▶ **PROBLEM**:
Your task is to restate the data word for word.

▶ **DATA SECTION**:
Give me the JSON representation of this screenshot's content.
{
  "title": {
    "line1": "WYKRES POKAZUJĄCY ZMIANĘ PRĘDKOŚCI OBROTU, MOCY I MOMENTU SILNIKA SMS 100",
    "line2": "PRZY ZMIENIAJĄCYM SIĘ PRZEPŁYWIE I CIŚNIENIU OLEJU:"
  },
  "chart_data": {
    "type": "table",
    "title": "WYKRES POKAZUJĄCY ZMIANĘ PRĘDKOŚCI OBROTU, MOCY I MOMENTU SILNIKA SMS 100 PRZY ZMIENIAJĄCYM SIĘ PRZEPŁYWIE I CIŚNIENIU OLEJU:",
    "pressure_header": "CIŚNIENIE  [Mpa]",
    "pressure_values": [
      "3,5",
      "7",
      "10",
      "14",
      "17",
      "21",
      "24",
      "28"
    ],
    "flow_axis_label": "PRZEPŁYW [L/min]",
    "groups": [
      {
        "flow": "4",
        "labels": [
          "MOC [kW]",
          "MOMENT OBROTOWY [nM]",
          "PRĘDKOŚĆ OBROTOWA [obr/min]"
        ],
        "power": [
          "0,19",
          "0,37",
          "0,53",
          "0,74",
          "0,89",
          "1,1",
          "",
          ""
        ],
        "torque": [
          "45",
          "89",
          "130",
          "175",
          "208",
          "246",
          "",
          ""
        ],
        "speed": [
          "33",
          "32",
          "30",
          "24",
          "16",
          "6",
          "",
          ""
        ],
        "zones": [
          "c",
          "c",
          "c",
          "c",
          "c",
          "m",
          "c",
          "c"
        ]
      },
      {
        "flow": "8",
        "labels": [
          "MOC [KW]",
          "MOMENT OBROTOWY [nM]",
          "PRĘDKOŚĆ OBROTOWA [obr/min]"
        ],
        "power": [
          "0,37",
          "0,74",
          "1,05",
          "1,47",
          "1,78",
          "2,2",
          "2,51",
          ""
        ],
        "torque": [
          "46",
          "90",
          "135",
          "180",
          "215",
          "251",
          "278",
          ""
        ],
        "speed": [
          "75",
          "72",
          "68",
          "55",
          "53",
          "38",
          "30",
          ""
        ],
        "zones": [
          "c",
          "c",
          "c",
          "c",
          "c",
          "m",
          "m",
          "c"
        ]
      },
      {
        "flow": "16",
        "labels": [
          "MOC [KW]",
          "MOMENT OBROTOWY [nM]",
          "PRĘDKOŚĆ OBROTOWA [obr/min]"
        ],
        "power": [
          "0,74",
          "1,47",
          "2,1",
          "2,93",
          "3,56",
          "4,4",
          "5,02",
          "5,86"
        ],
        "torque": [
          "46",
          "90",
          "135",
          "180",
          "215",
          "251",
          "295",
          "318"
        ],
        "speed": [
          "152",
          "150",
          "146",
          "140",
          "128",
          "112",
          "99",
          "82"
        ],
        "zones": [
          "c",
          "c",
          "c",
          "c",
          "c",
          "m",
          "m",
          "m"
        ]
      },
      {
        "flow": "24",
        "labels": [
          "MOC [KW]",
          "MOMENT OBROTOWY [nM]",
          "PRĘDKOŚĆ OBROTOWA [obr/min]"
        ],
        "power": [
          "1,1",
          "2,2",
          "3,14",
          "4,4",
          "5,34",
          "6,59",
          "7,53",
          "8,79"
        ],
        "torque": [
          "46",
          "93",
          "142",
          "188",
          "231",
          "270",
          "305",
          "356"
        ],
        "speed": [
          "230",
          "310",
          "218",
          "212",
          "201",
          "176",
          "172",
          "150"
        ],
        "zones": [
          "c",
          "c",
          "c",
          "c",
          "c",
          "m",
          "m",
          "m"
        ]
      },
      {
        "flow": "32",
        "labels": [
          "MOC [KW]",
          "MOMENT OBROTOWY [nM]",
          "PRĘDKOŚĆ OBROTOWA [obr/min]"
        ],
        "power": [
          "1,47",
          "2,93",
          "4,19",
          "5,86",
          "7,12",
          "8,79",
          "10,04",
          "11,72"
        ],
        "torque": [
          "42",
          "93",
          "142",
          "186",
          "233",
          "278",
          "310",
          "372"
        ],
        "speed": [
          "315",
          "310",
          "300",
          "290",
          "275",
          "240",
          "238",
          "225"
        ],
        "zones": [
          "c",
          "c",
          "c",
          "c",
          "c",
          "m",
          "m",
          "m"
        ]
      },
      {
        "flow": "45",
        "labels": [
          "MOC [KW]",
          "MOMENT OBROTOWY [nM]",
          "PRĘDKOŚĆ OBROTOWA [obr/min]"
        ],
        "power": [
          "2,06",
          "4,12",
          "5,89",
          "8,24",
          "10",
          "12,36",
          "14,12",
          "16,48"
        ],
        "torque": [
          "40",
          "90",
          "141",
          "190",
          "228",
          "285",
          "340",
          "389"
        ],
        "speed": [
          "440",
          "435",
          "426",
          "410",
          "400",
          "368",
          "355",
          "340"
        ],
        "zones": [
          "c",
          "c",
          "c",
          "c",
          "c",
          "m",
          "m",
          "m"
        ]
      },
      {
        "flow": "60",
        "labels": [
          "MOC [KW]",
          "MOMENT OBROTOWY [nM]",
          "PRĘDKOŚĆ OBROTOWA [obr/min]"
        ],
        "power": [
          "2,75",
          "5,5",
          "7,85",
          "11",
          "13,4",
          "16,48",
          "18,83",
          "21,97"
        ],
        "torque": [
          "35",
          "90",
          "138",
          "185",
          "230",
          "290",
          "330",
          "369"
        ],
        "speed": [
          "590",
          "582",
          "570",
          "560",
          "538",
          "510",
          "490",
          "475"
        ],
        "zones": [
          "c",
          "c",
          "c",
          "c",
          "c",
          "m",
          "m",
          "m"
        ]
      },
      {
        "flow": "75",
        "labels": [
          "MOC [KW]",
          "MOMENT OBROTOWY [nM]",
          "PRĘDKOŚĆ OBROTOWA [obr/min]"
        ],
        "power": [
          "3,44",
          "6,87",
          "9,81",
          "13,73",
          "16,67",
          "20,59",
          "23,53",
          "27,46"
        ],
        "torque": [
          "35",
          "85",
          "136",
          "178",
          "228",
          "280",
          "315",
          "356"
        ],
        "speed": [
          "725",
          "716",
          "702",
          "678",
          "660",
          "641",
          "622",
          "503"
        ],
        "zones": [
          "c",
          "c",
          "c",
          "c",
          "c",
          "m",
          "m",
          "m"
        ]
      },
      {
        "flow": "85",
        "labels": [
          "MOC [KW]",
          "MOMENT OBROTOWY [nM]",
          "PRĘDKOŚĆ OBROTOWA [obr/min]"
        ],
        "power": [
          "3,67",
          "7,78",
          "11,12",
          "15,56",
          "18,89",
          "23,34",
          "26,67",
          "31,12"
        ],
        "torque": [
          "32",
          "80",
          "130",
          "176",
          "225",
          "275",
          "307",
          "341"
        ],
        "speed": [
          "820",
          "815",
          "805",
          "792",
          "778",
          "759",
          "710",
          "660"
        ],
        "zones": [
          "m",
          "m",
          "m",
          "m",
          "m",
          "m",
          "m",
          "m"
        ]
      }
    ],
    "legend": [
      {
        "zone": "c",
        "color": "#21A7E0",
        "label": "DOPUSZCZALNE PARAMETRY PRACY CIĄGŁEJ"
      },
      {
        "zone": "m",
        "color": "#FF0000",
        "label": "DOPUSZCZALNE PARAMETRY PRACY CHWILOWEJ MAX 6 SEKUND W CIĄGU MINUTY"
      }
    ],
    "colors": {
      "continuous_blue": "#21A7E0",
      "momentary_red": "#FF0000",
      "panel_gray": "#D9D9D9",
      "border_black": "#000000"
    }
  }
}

▶ **WRITTEN RESPONSE**:
Give me the JSON representation of this screenshot's content.
{
  "title": {
    "line1": "WYKRES POKAZUJĄCY ZMIANĘ PRĘDKOŚCI OBROTU, MOCY I MOMENTU SILNIKA SMS 100",
    "line2": "PRZY ZMIENIAJĄCYM SIĘ PRZEPŁYWIE I CIŚNIENIU OLEJU:"
  },
  "chart_data": {
    "type": "table",
    "title": "WYKRES POKAZUJĄCY ZMIANĘ PRĘDKOŚCI OBROTU, MOCY I MOMENTU SILNIKA SMS 100 PRZY ZMIENIAJĄCYM SIĘ PRZEPŁYWIE I CIŚNIENIU OLEJU:",
    "pressure_header": "CIŚNIENIE  [Mpa]",
    "pressure_values": [
      "3,5",
      "7",
      "10",
      "14",
      "17",
      "21",
      "24",
      "28"
    ],
    "flow_axis_label": "PRZEPŁYW [L/min]",
    "groups": [
      {
        "flow": "4",
        "labels": [
          "MOC [kW]",
          "MOMENT OBROTOWY [nM]",
          "PRĘDKOŚĆ OBROTOWA [obr/min]"
        ],
        "power": [
          "0,19",
          "0,37",
          "0,53",
          "0,74",
          "0,89",
          "1,1",
          "",
          ""
        ],
        "torque": [
          "45",
          "89",
          "130",
          "175",
          "208",
          "246",
          "",
          ""
        ],
        "speed": [
          "33",
          "32",
          "30",
          "24",
          "16",
          "6",
          "",
          ""
        ],
        "zones": [
          "c",
          "c",
          "c",
          "c",
          "c",
          "m",
          "c",
          "c"
        ]
      },
      {
        "flow": "8",
        "labels": [
          "MOC [KW]",
          "MOMENT OBROTOWY [nM]",
          "PRĘDKOŚĆ OBROTOWA [obr/min]"
        ],
        "power": [
          "0,37",
          "0,74",
          "1,05",
          "1,47",
          "1,78",
          "2,2",
          "2,51",
          ""
        ],
        "torque": [
          "46",
          "90",
          "135",
          "180",
          "215",
          "251",
          "278",
          ""
        ],
        "speed": [
          "75",
          "72",
          "68",
          "55",
          "53",
          "38",
          "30",
          ""
        ],
        "zones": [
          "c",
          "c",
          "c",
          "c",
          "c",
          "m",
          "m",
          "c"
        ]
      },
      {
        "flow": "16",
        "labels": [
          "MOC [KW]",
          "MOMENT OBROTOWY [nM]",
          "PRĘDKOŚĆ OBROTOWA [obr/min]"
        ],
        "power": [
          "0,74",
          "1,47",
          "2,1",
          "2,93",
          "3,56",
          "4,4",
          "5,02",
          "5,86"
        ],
        "torque": [
          "46",
          "90",
          "135",
          "180",
          "215",
          "251",
          "295",
          "318"
        ],
        "speed": [
          "152",
          "150",
          "146",
          "140",
          "128",
          "112",
          "99",
          "82"
        ],
        "zones": [
          "c",
          "c",
          "c",
          "c",
          "c",
          "m",
          "m",
          "m"
        ]
      },
      {
        "flow": "24",
        "labels": [
          "MOC [KW]",
          "MOMENT OBROTOWY [nM]",
          "PRĘDKOŚĆ OBROTOWA [obr/min]"
        ],
        "power": [
          "1,1",
          "2,2",
          "3,14",
          "4,4",
          "5,34",
          "6,59",
          "7,53",
          "8,79"
        ],
        "torque": [
          "46",
          "93",
          "142",
          "188",
          "231",
          "270",
          "305",
          "356"
        ],
        "speed": [
          "230",
          "310",
          "218",
          "212",
          "201",
          "176",
          "172",
          "150"
        ],
        "zones": [
          "c",
          "c",
          "c",
          "c",
          "c",
          "m",
          "m",
          "m"
        ]
      },
      {
        "flow": "32",
        "labels": [
          "MOC [KW]",
          "MOMENT OBROTOWY [nM]",
          "PRĘDKOŚĆ OBROTOWA [obr/min]"
        ],
        "power": [
          "1,47",
          "2,93",
          "4,19",
          "5,86",
          "7,12",
          "8,79",
          "10,04",
          "11,72"
        ],
        "torque": [
          "42",
          "93",
          "142",
          "186",
          "233",
          "278",
          "310",
          "372"
        ],
        "speed": [
          "315",
          "310",
          "300",
          "290",
          "275",
          "240",
          "238",
          "225"
        ],
        "zones": [
          "c",
          "c",
          "c",
          "c",
          "c",
          "m",
          "m",
          "m"
        ]
      },
      {
        "flow": "45",
        "labels": [
          "MOC [KW]",
          "MOMENT OBROTOWY [nM]",
          "PRĘDKOŚĆ OBROTOWA [obr/min]"
        ],
        "power": [
          "2,06",
          "4,12",
          "5,89",
          "8,24",
          "10",
          "12,36",
          "14,12",
          "16,48"
        ],
        "torque": [
          "40",
          "90",
          "141",
          "190",
          "228",
          "285",
          "340",
          "389"
        ],
        "speed": [
          "440",
          "435",
          "426",
          "410",
          "400",
          "368",
          "355",
          "340"
        ],
        "zones": [
          "c",
          "c",
          "c",
          "c",
          "c",
          "m",
          "m",
          "m"
        ]
      },
      {
        "flow": "60",
        "labels": [
          "MOC [KW]",
          "MOMENT OBROTOWY [nM]",
          "PRĘDKOŚĆ OBROTOWA [obr/min]"
        ],
        "power": [
          "2,75",
          "5,5",
          "7,85",
          "11",
          "13,4",
          "16,48",
          "18,83",
          "21,97"
        ],
        "torque": [
          "35",
          "90",
          "138",
          "185",
          "230",
          "290",
          "330",
          "369"
        ],
        "speed": [
          "590",
          "582",
          "570",
          "560",
          "538",
          "510",
          "490",
          "475"
        ],
        "zones": [
          "c",
          "c",
          "c",
          "c",
          "c",
          "m",
          "m",
          "m"
        ]
      },
      {
        "flow": "75",
        "labels": [
          "MOC [KW]",
          "MOMENT OBROTOWY [nM]",
          "PRĘDKOŚĆ OBROTOWA [obr/min]"
        ],
        "power": [
          "3,44",
          "6,87",
          "9,81",
          "13,73",
          "16,67",
          "20,59",
          "23,53",
          "27,46"
        ],
        "torque": [
          "35",
          "85",
          "136",
          "178",
          "228",
          "280",
          "315",
          "356"
        ],
        "speed": [
          "725",
          "716",
          "702",
          "678",
          "660",
          "641",
          "622",
          "503"
        ],
        "zones": [
          "c",
          "c",
          "c",
          "c",
          "c",
          "m",
          "m",
          "m"
        ]
      },
      {
        "flow": "85",
        "labels": [
          "MOC [KW]",
          "MOMENT OBROTOWY [nM]",
          "PRĘDKOŚĆ OBROTOWA [obr/min]"
        ],
        "power": [
          "3,67",
          "7,78",
          "11,12",
          "15,56",
          "18,89",
          "23,34",
          "26,67",
          "31,12"
        ],
        "torque": [
          "32",
          "80",
          "130",
          "176",
          "225",
          "275",
          "307",
          "341"
        ],
        "speed": [
          "820",
          "815",
          "805",
          "792",
          "778",
          "759",
          "710",
          "660"
        ],
        "zones": [
          "m",
          "m",
          "m",
          "m",
          "m",
          "m",
          "m",
          "m"
        ]
      }
    ],
    "legend": [
      {
        "zone": "c",
        "color": "#21A7E0",
        "label": "DOPUSZCZALNE PARAMETRY PRACY CIĄGŁEJ"
      },
      {
        "zone": "m",
        "color": "#FF0000",
        "label": "DOPUSZCZALNE PARAMETRY PRACY CHWILOWEJ MAX 6 SEKUND W CIĄGU MINUTY"
      }
    ],
    "colors": {
      "continuous_blue": "#21A7E0",
      "momentary_red": "#FF0000",
      "panel_gray": "#D9D9D9",
      "border_black": "#000000"
    }
  }
}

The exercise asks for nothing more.